[Work required] Pictures do not belong in your copy. Repeat all the other data exactly.

======== Given records

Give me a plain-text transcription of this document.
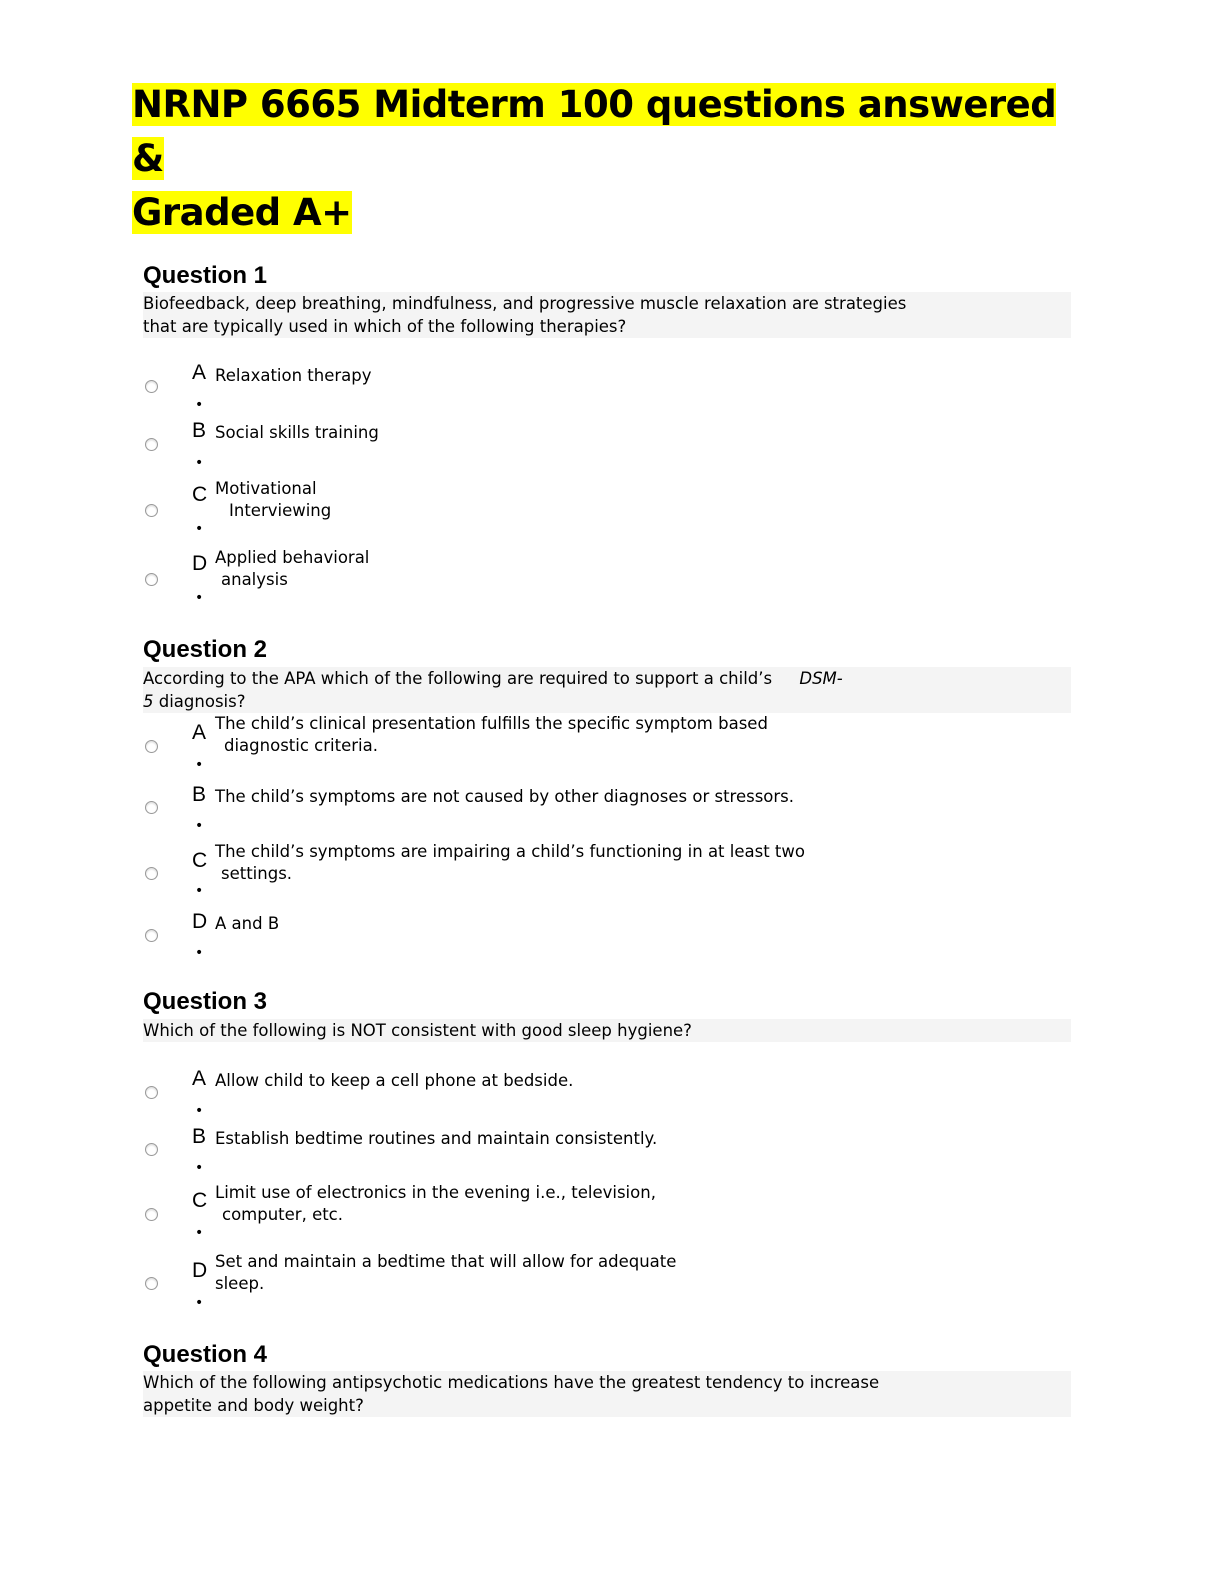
NRNP 6665 Midterm 100 questions answered &
Graded A+
Question 1
Biofeedback, deep breathing, mindfulness, and progressive muscle relaxation are strategies
that are typically used in which of the following therapies?
A
•
Relaxation therapy
B
•
Social skills training
C
•
Motivational
Interviewing
D
•
Applied behavioral
analysis
Question 2
According to the APA which of the following are required to support a child’s DSM-
5 diagnosis?
A
•
The child’s clinical presentation fulfills the specific symptom based
diagnostic criteria.
B
•
The child’s symptoms are not caused by other diagnoses or stressors.
C
•
The child’s symptoms are impairing a child’s functioning in at least two
settings.
D
•
A and B
Question 3
Which of the following is NOT consistent with good sleep hygiene?
A
•
Allow child to keep a cell phone at bedside.
B
•
Establish bedtime routines and maintain consistently.
C
•
Limit use of electronics in the evening i.e., television,
computer, etc.
D
•
Set and maintain a bedtime that will allow for adequate
sleep.
Question 4
Which of the following antipsychotic medications have the greatest tendency to increase
appetite and body weight?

================

[Task output]
Give me a plain-text transcription of this document.
NRNP 6665 Midterm 100 questions answered &
Graded A+
Question 1
Biofeedback, deep breathing, mindfulness, and progressive muscle relaxation are strategies
that are typically used in which of the following therapies?
A
•
Relaxation therapy
B
•
Social skills training
C
•
Motivational
Interviewing
D
•
Applied behavioral
analysis
Question 2
According to the APA which of the following are required to support a child’s DSM-
5 diagnosis?
A
•
The child’s clinical presentation fulfills the specific symptom based
diagnostic criteria.
B
•
The child’s symptoms are not caused by other diagnoses or stressors.
C
•
The child’s symptoms are impairing a child’s functioning in at least two
settings.
D
•
A and B
Question 3
Which of the following is NOT consistent with good sleep hygiene?
A
•
Allow child to keep a cell phone at bedside.
B
•
Establish bedtime routines and maintain consistently.
C
•
Limit use of electronics in the evening i.e., television,
computer, etc.
D
•
Set and maintain a bedtime that will allow for adequate
sleep.
Question 4
Which of the following antipsychotic medications have the greatest tendency to increase
appetite and body weight?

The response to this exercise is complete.